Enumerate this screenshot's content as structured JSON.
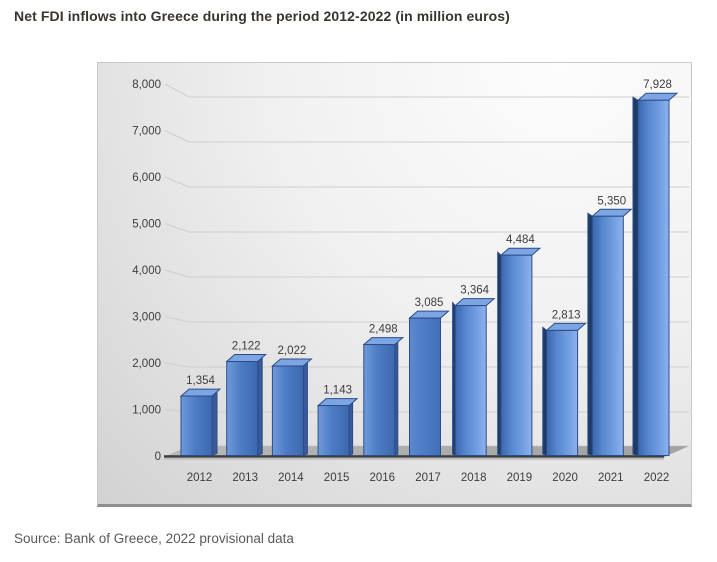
{
  "title": "Net FDI inflows into Greece during the period 2012-2022 (in million euros)",
  "source": "Source: Bank of Greece, 2022 provisional data",
  "chart_data": {
    "type": "bar",
    "style": "3d-column",
    "title": "Net FDI inflows into Greece during the period 2012-2022 (in million euros)",
    "categories": [
      "2012",
      "2013",
      "2014",
      "2015",
      "2016",
      "2017",
      "2018",
      "2019",
      "2020",
      "2021",
      "2022"
    ],
    "values": [
      1354,
      2122,
      2022,
      1143,
      2498,
      3085,
      3364,
      4484,
      2813,
      5350,
      7928
    ],
    "data_labels": [
      "1,354",
      "2,122",
      "2,022",
      "1,143",
      "2,498",
      "3,085",
      "3,364",
      "4,484",
      "2,813",
      "5,350",
      "7,928"
    ],
    "xlabel": "",
    "ylabel": "",
    "ylim": [
      0,
      8000
    ],
    "ytick_interval": 1000,
    "ytick_labels": [
      "0",
      "1,000",
      "2,000",
      "3,000",
      "4,000",
      "5,000",
      "6,000",
      "7,000",
      "8,000"
    ],
    "grid": true,
    "legend": "none",
    "colors": {
      "bar_front": "#4d7cc5",
      "bar_front_light": "#7aa4e6",
      "bar_front_dark": "#3a66ad",
      "bar_top": "#7da5e4",
      "bar_side_right": "#39599b",
      "bar_side_left": "#1f3a66",
      "bar_outline": "#2b4d87",
      "gridline": "#cfcfcf",
      "floor": "#ababab",
      "floor_edge": "#3f3f3f",
      "axis_text": "#3d3d3d",
      "label_text": "#3d3d3d"
    }
  }
}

........

## Your goal
In the entries above, how many lines contain the word "period"? Answer with the number only.

## Reply
2